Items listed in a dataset
-*-*-
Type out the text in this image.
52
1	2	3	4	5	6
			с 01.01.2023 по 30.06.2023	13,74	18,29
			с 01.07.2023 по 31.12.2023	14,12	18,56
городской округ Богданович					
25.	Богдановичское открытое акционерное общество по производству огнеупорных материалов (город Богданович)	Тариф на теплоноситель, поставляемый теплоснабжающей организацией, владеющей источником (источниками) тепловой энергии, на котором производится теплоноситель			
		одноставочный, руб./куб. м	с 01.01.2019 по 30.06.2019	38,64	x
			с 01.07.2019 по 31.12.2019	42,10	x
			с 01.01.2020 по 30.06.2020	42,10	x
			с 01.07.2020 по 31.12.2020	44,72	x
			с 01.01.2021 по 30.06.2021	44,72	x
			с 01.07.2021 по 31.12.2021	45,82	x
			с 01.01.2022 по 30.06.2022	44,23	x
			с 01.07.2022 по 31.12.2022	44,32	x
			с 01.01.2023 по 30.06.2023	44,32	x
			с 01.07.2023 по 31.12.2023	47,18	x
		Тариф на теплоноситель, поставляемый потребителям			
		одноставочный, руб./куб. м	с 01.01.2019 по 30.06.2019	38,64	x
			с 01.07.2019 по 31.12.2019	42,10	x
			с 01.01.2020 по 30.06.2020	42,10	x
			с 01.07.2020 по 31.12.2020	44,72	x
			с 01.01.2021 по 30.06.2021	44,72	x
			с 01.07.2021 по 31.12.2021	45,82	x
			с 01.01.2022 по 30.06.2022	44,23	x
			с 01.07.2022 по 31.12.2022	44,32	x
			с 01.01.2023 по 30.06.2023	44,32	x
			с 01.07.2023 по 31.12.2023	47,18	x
-*-*-
### GOAL OF THE EXERCISE:
Print the complete listing again, exactly as it stands.

### EXERCISE RESPONSE:
Type out the text in this image.
52
1	2	3	4	5	6
			с 01.01.2023 по 30.06.2023	13,74	18,29
			с 01.07.2023 по 31.12.2023	14,12	18,56
городской округ Богданович					
25.	Богдановичское открытое акционерное общество по производству огнеупорных материалов (город Богданович)	Тариф на теплоноситель, поставляемый теплоснабжающей организацией, владеющей источником (источниками) тепловой энергии, на котором производится теплоноситель			
		одноставочный, руб./куб. м	с 01.01.2019 по 30.06.2019	38,64	x
			с 01.07.2019 по 31.12.2019	42,10	x
			с 01.01.2020 по 30.06.2020	42,10	x
			с 01.07.2020 по 31.12.2020	44,72	x
			с 01.01.2021 по 30.06.2021	44,72	x
			с 01.07.2021 по 31.12.2021	45,82	x
			с 01.01.2022 по 30.06.2022	44,23	x
			с 01.07.2022 по 31.12.2022	44,32	x
			с 01.01.2023 по 30.06.2023	44,32	x
			с 01.07.2023 по 31.12.2023	47,18	x
		Тариф на теплоноситель, поставляемый потребителям			
		одноставочный, руб./куб. м	с 01.01.2019 по 30.06.2019	38,64	x
			с 01.07.2019 по 31.12.2019	42,10	x
			с 01.01.2020 по 30.06.2020	42,10	x
			с 01.07.2020 по 31.12.2020	44,72	x
			с 01.01.2021 по 30.06.2021	44,72	x
			с 01.07.2021 по 31.12.2021	45,82	x
			с 01.01.2022 по 30.06.2022	44,23	x
			с 01.07.2022 по 31.12.2022	44,32	x
			с 01.01.2023 по 30.06.2023	44,32	x
			с 01.07.2023 по 31.12.2023	47,18	x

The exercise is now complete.